» **Page excerpt**:

•••

For most of us, war exists in our minds as something far away. We hear things, terrible things, but they’re always secondhand, diluted by geography and reporting and the simple fact that for over a decade now, our country has been vaguely and continually “at war.” It’s no longer new, to the point that it’s practically tedious to think about. War has shifted from a terrible finite event to a national state of being.
If hard-won facts, reported stories, and the grainy videos we sometimes get on CNN are losing their ability to move us, poetry still has something to offer. The war poem: it’s practically an oxymoron, isn’t it? It is not hard to imagine a spectrum of human experience in which the two terms exist on opposite ends. For a long while I felt that they should stay that way, far apart; it seemed wrong to fawn over the language or technique of a war poem, glossing over the fact that it arises from many people’s suffering. It felt like one more way to separate war from its own definition.

•••

» **Available data**:
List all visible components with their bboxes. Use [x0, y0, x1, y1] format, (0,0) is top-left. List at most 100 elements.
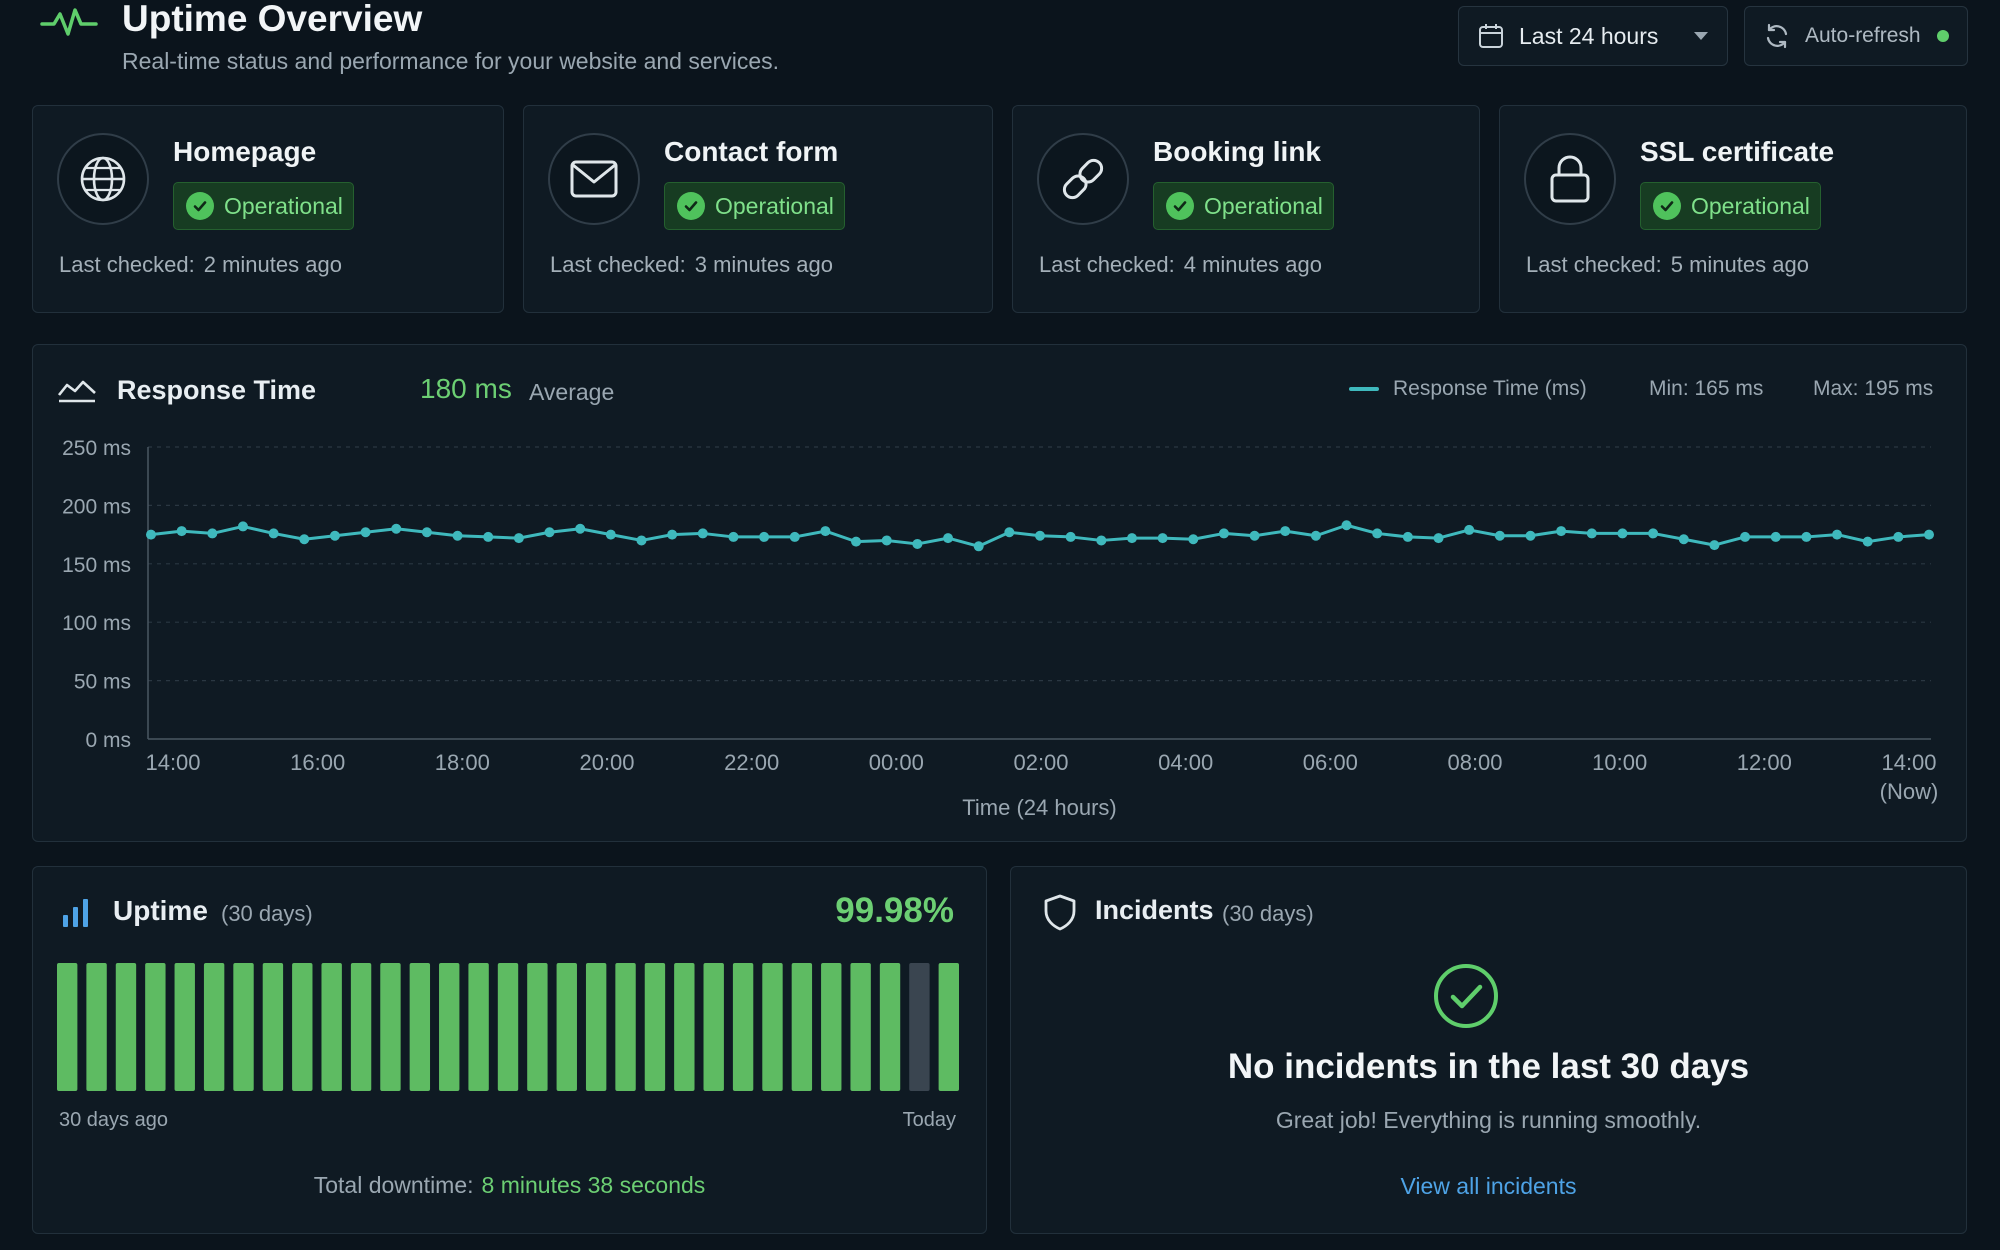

•••

» **What you will do**:
In the passage on war poetry, why did the writer long feel that war and poetry should stay far apart? Reply in one to three sentences. Answer from the passage alone.

» **Answer below**:
Praising the language or technique of a war poem seemed wrong, because it glossed over the fact that the poem arises from many people's suffering. It felt like one more way to separate war from its own definition.